* Stored records:

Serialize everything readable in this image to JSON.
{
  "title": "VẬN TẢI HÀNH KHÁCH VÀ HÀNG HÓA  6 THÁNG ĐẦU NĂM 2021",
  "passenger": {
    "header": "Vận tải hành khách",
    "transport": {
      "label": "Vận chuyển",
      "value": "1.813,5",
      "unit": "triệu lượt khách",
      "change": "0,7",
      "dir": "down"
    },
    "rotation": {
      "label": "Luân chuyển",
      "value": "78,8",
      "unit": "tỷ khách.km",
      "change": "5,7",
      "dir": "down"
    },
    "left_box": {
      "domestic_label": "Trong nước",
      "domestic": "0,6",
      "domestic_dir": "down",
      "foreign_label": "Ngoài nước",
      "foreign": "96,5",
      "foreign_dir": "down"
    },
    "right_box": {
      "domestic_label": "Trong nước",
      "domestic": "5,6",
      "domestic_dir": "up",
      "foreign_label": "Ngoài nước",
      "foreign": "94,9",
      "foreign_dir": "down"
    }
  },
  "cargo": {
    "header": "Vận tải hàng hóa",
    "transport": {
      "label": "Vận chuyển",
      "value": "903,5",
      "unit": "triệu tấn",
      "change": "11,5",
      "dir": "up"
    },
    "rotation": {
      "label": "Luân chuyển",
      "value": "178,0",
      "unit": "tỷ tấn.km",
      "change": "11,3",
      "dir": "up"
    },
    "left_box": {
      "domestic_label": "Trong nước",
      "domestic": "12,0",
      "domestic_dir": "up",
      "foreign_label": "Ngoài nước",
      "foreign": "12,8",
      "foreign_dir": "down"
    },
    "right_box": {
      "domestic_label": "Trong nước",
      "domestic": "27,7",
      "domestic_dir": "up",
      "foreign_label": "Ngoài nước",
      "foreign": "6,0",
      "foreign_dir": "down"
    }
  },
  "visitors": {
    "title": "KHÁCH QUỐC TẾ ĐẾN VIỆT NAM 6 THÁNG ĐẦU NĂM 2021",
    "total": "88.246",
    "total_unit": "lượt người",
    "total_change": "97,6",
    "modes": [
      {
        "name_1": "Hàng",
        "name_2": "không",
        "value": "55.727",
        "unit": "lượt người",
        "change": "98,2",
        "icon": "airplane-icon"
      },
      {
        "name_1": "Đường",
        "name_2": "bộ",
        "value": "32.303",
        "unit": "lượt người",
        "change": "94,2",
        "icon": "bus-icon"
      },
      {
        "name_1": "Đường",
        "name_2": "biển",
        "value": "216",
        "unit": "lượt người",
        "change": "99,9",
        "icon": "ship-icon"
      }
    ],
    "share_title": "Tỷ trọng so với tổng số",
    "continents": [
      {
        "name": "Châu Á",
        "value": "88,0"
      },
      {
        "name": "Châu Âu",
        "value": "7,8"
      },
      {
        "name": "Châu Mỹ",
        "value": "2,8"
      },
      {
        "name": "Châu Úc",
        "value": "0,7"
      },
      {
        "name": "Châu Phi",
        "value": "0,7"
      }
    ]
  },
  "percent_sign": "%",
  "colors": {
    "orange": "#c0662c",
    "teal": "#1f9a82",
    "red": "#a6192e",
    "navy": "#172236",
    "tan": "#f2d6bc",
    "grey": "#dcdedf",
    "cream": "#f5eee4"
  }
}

* Instructions for the task: Scan the records above for the string "triệu", then report every line that contains it.

* Written response:
      "unit": "triệu lượt khách",
      "unit": "triệu tấn",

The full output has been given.